What you have to do ->
What follows is a block of records; reproduce all of it verbatim.

++++ Supplied records

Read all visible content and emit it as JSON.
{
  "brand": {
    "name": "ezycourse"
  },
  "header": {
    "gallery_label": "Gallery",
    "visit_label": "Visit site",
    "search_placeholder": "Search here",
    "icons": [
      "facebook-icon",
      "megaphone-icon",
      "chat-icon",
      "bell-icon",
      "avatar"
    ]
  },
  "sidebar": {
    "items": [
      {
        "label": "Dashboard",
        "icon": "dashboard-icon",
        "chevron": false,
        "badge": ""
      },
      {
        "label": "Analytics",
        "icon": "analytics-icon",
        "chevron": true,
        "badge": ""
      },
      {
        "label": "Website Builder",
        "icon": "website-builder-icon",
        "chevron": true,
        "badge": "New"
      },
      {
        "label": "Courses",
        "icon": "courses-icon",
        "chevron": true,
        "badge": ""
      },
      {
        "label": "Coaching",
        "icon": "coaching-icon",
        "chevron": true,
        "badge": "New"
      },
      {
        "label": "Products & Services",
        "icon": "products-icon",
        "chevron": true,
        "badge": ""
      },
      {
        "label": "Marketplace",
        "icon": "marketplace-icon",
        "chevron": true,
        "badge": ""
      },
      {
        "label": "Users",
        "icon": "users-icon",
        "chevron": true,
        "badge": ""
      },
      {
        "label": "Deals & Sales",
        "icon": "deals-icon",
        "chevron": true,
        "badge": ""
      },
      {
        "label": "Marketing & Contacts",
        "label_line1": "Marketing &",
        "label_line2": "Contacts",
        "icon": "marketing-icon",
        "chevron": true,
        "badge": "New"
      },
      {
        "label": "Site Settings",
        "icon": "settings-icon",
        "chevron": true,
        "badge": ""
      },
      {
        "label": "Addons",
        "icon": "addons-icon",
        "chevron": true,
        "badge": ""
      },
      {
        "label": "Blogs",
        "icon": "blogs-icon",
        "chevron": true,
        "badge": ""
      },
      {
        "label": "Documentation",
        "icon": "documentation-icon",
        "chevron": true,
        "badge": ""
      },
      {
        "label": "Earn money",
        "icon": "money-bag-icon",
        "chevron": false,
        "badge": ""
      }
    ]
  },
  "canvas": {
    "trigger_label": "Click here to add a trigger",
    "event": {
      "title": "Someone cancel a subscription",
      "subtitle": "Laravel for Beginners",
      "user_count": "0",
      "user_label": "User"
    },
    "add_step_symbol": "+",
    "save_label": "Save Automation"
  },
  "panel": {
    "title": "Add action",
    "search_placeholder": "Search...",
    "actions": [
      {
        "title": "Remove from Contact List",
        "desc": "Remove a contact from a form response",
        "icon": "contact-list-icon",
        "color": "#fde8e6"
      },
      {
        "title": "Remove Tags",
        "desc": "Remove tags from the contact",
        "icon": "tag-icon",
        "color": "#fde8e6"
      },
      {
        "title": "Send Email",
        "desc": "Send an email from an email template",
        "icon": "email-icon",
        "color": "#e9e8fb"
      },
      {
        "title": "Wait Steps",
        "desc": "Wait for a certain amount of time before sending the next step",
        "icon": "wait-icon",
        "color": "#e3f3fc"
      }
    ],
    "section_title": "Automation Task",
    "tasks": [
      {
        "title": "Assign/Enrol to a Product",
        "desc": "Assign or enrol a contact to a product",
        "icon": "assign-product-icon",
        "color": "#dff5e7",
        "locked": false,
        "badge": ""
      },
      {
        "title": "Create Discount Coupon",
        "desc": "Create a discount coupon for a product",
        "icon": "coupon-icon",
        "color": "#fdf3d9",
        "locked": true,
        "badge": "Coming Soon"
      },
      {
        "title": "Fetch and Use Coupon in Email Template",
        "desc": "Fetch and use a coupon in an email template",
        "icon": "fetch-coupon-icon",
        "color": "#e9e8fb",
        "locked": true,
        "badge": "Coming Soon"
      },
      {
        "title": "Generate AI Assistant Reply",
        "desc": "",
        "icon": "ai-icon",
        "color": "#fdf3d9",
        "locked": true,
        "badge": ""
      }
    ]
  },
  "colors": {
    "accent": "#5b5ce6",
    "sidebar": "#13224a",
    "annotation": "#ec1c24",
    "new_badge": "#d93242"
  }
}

++++++++

Output for this task ->
Read all visible content and emit it as JSON.
{
  "brand": {
    "name": "ezycourse"
  },
  "header": {
    "gallery_label": "Gallery",
    "visit_label": "Visit site",
    "search_placeholder": "Search here",
    "icons": [
      "facebook-icon",
      "megaphone-icon",
      "chat-icon",
      "bell-icon",
      "avatar"
    ]
  },
  "sidebar": {
    "items": [
      {
        "label": "Dashboard",
        "icon": "dashboard-icon",
        "chevron": false,
        "badge": ""
      },
      {
        "label": "Analytics",
        "icon": "analytics-icon",
        "chevron": true,
        "badge": ""
      },
      {
        "label": "Website Builder",
        "icon": "website-builder-icon",
        "chevron": true,
        "badge": "New"
      },
      {
        "label": "Courses",
        "icon": "courses-icon",
        "chevron": true,
        "badge": ""
      },
      {
        "label": "Coaching",
        "icon": "coaching-icon",
        "chevron": true,
        "badge": "New"
      },
      {
        "label": "Products & Services",
        "icon": "products-icon",
        "chevron": true,
        "badge": ""
      },
      {
        "label": "Marketplace",
        "icon": "marketplace-icon",
        "chevron": true,
        "badge": ""
      },
      {
        "label": "Users",
        "icon": "users-icon",
        "chevron": true,
        "badge": ""
      },
      {
        "label": "Deals & Sales",
        "icon": "deals-icon",
        "chevron": true,
        "badge": ""
      },
      {
        "label": "Marketing & Contacts",
        "label_line1": "Marketing &",
        "label_line2": "Contacts",
        "icon": "marketing-icon",
        "chevron": true,
        "badge": "New"
      },
      {
        "label": "Site Settings",
        "icon": "settings-icon",
        "chevron": true,
        "badge": ""
      },
      {
        "label": "Addons",
        "icon": "addons-icon",
        "chevron": true,
        "badge": ""
      },
      {
        "label": "Blogs",
        "icon": "blogs-icon",
        "chevron": true,
        "badge": ""
      },
      {
        "label": "Documentation",
        "icon": "documentation-icon",
        "chevron": true,
        "badge": ""
      },
      {
        "label": "Earn money",
        "icon": "money-bag-icon",
        "chevron": false,
        "badge": ""
      }
    ]
  },
  "canvas": {
    "trigger_label": "Click here to add a trigger",
    "event": {
      "title": "Someone cancel a subscription",
      "subtitle": "Laravel for Beginners",
      "user_count": "0",
      "user_label": "User"
    },
    "add_step_symbol": "+",
    "save_label": "Save Automation"
  },
  "panel": {
    "title": "Add action",
    "search_placeholder": "Search...",
    "actions": [
      {
        "title": "Remove from Contact List",
        "desc": "Remove a contact from a form response",
        "icon": "contact-list-icon",
        "color": "#fde8e6"
      },
      {
        "title": "Remove Tags",
        "desc": "Remove tags from the contact",
        "icon": "tag-icon",
        "color": "#fde8e6"
      },
      {
        "title": "Send Email",
        "desc": "Send an email from an email template",
        "icon": "email-icon",
        "color": "#e9e8fb"
      },
      {
        "title": "Wait Steps",
        "desc": "Wait for a certain amount of time before sending the next step",
        "icon": "wait-icon",
        "color": "#e3f3fc"
      }
    ],
    "section_title": "Automation Task",
    "tasks": [
      {
        "title": "Assign/Enrol to a Product",
        "desc": "Assign or enrol a contact to a product",
        "icon": "assign-product-icon",
        "color": "#dff5e7",
        "locked": false,
        "badge": ""
      },
      {
        "title": "Create Discount Coupon",
        "desc": "Create a discount coupon for a product",
        "icon": "coupon-icon",
        "color": "#fdf3d9",
        "locked": true,
        "badge": "Coming Soon"
      },
      {
        "title": "Fetch and Use Coupon in Email Template",
        "desc": "Fetch and use a coupon in an email template",
        "icon": "fetch-coupon-icon",
        "color": "#e9e8fb",
        "locked": true,
        "badge": "Coming Soon"
      },
      {
        "title": "Generate AI Assistant Reply",
        "desc": "",
        "icon": "ai-icon",
        "color": "#fdf3d9",
        "locked": true,
        "badge": ""
      }
    ]
  },
  "colors": {
    "accent": "#5b5ce6",
    "sidebar": "#13224a",
    "annotation": "#ec1c24",
    "new_badge": "#d93242"
  }
}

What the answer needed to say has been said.